## [Information given]
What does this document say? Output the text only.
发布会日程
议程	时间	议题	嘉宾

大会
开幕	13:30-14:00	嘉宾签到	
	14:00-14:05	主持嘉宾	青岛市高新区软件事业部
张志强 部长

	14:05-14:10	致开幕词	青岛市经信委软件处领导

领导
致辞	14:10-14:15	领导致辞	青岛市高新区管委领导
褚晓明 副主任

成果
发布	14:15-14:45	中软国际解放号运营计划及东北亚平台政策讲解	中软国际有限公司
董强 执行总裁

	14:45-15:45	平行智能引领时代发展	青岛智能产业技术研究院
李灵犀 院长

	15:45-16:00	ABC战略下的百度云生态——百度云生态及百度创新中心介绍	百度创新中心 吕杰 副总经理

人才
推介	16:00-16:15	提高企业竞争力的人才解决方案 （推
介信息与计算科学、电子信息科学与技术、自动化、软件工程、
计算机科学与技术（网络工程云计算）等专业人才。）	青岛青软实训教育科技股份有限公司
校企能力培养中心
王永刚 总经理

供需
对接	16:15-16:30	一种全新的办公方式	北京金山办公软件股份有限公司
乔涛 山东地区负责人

## [Exercise task]
Extract the complete data, matching each line exactly.

## [Complete answer]
What does this document say? Output the text only.
发布会日程
议程	时间	议题	嘉宾

大会
开幕	13:30-14:00	嘉宾签到	
	14:00-14:05	主持嘉宾	青岛市高新区软件事业部
张志强 部长

	14:05-14:10	致开幕词	青岛市经信委软件处领导

领导
致辞	14:10-14:15	领导致辞	青岛市高新区管委领导
褚晓明 副主任

成果
发布	14:15-14:45	中软国际解放号运营计划及东北亚平台政策讲解	中软国际有限公司
董强 执行总裁

	14:45-15:45	平行智能引领时代发展	青岛智能产业技术研究院
李灵犀 院长

	15:45-16:00	ABC战略下的百度云生态——百度云生态及百度创新中心介绍	百度创新中心 吕杰 副总经理

人才
推介	16:00-16:15	提高企业竞争力的人才解决方案 （推
介信息与计算科学、电子信息科学与技术、自动化、软件工程、
计算机科学与技术（网络工程云计算）等专业人才。）	青岛青软实训教育科技股份有限公司
校企能力培养中心
王永刚 总经理

供需
对接	16:15-16:30	一种全新的办公方式	北京金山办公软件股份有限公司
乔涛 山东地区负责人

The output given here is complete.